AIM OF THE EXERCISE
Filter the entries, keeping every line with the word "name".

##### DATA SHOWN #####

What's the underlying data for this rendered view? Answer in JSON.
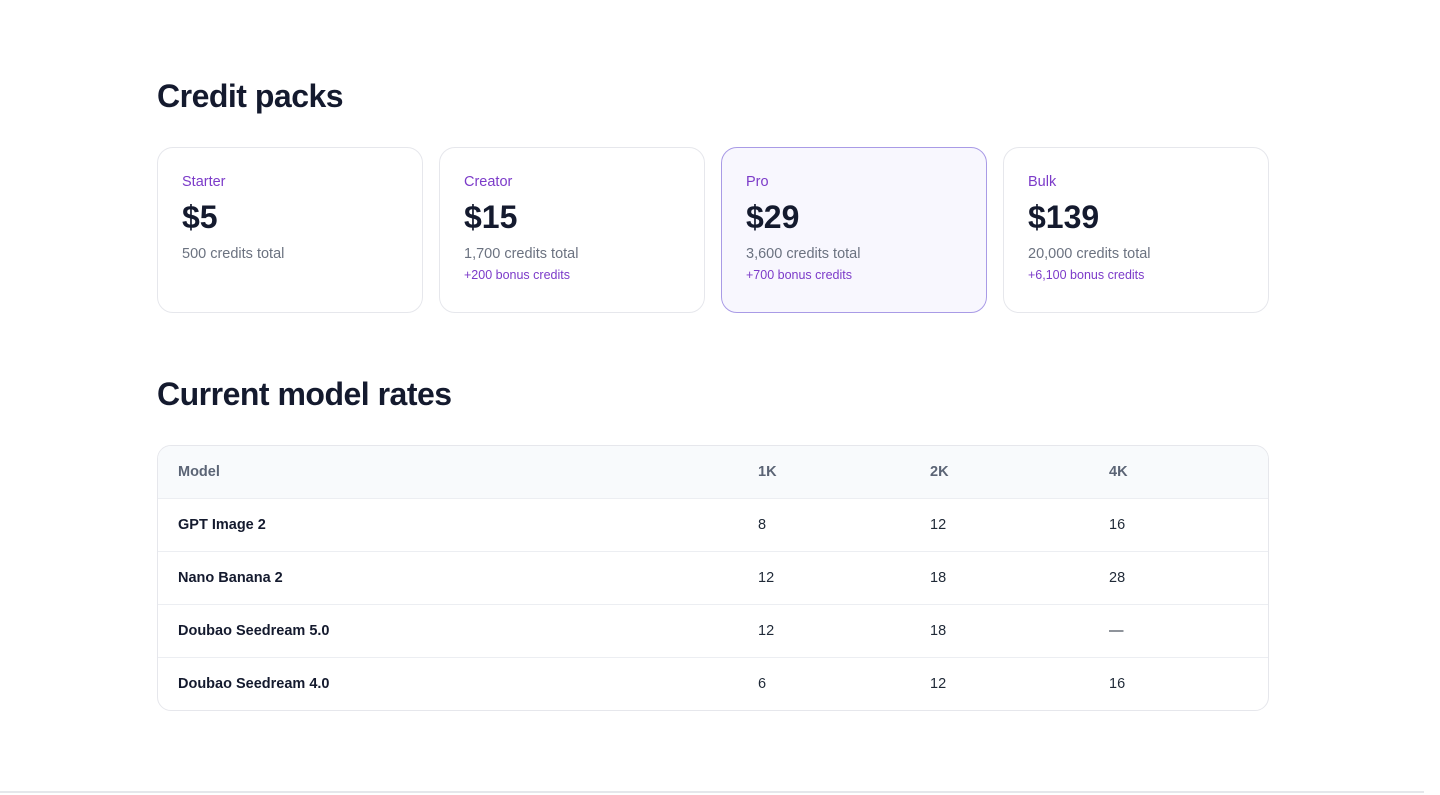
{
  "credit_packs": {
    "title": "Credit packs",
    "packs": [
      {
        "name": "Starter",
        "price": "$5",
        "credits": "500 credits total",
        "bonus": ""
      },
      {
        "name": "Creator",
        "price": "$15",
        "credits": "1,700 credits total",
        "bonus": "+200 bonus credits"
      },
      {
        "name": "Pro",
        "price": "$29",
        "credits": "3,600 credits total",
        "bonus": "+700 bonus credits"
      },
      {
        "name": "Bulk",
        "price": "$139",
        "credits": "20,000 credits total",
        "bonus": "+6,100 bonus credits"
      }
    ]
  },
  "model_rates": {
    "title": "Current model rates",
    "columns": [
      "Model",
      "1K",
      "2K",
      "4K"
    ],
    "rows": [
      {
        "model": "GPT Image 2",
        "r1k": "8",
        "r2k": "12",
        "r4k": "16"
      },
      {
        "model": "Nano Banana 2",
        "r1k": "12",
        "r2k": "18",
        "r4k": "28"
      },
      {
        "model": "Doubao Seedream 5.0",
        "r1k": "12",
        "r2k": "18",
        "r4k": "—"
      },
      {
        "model": "Doubao Seedream 4.0",
        "r1k": "6",
        "r2k": "12",
        "r4k": "16"
      }
    ]
  },
  "colors": {
    "accent": "#7c3bc9",
    "heading": "#141a2e",
    "featured_border": "#a99be6",
    "featured_bg": "#f8f7fe"
  }
}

#####

EXPECTED ANSWER
        "name": "Starter",
        "name": "Creator",
        "name": "Pro",
        "name": "Bulk",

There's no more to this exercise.